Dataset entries

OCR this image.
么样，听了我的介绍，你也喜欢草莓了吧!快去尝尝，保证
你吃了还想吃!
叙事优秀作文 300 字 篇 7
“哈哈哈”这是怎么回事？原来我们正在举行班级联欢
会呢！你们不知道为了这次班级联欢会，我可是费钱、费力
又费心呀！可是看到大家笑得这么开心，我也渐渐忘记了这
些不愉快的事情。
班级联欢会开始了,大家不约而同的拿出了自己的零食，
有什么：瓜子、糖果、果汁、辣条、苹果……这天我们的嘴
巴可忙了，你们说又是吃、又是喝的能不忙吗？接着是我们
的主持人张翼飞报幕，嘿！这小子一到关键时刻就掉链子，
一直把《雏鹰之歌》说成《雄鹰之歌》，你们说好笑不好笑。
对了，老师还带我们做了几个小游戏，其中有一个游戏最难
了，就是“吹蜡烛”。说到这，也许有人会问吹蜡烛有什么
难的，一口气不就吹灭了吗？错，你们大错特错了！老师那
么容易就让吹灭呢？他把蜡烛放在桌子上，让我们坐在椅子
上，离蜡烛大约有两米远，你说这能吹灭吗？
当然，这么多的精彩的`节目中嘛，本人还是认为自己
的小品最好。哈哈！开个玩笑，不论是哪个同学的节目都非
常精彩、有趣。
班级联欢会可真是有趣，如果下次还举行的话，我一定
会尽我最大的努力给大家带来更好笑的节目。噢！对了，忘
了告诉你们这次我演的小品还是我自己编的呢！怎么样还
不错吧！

#### OBJECTIVE
Return the listing above in full, character for character.

#### ANSWER BELOW
OCR this image.
么样，听了我的介绍，你也喜欢草莓了吧!快去尝尝，保证
你吃了还想吃!
叙事优秀作文 300 字 篇 7
“哈哈哈”这是怎么回事？原来我们正在举行班级联欢
会呢！你们不知道为了这次班级联欢会，我可是费钱、费力
又费心呀！可是看到大家笑得这么开心，我也渐渐忘记了这
些不愉快的事情。
班级联欢会开始了,大家不约而同的拿出了自己的零食，
有什么：瓜子、糖果、果汁、辣条、苹果……这天我们的嘴
巴可忙了，你们说又是吃、又是喝的能不忙吗？接着是我们
的主持人张翼飞报幕，嘿！这小子一到关键时刻就掉链子，
一直把《雏鹰之歌》说成《雄鹰之歌》，你们说好笑不好笑。
对了，老师还带我们做了几个小游戏，其中有一个游戏最难
了，就是“吹蜡烛”。说到这，也许有人会问吹蜡烛有什么
难的，一口气不就吹灭了吗？错，你们大错特错了！老师那
么容易就让吹灭呢？他把蜡烛放在桌子上，让我们坐在椅子
上，离蜡烛大约有两米远，你说这能吹灭吗？
当然，这么多的精彩的`节目中嘛，本人还是认为自己
的小品最好。哈哈！开个玩笑，不论是哪个同学的节目都非
常精彩、有趣。
班级联欢会可真是有趣，如果下次还举行的话，我一定
会尽我最大的努力给大家带来更好笑的节目。噢！对了，忘
了告诉你们这次我演的小品还是我自己编的呢！怎么样还
不错吧！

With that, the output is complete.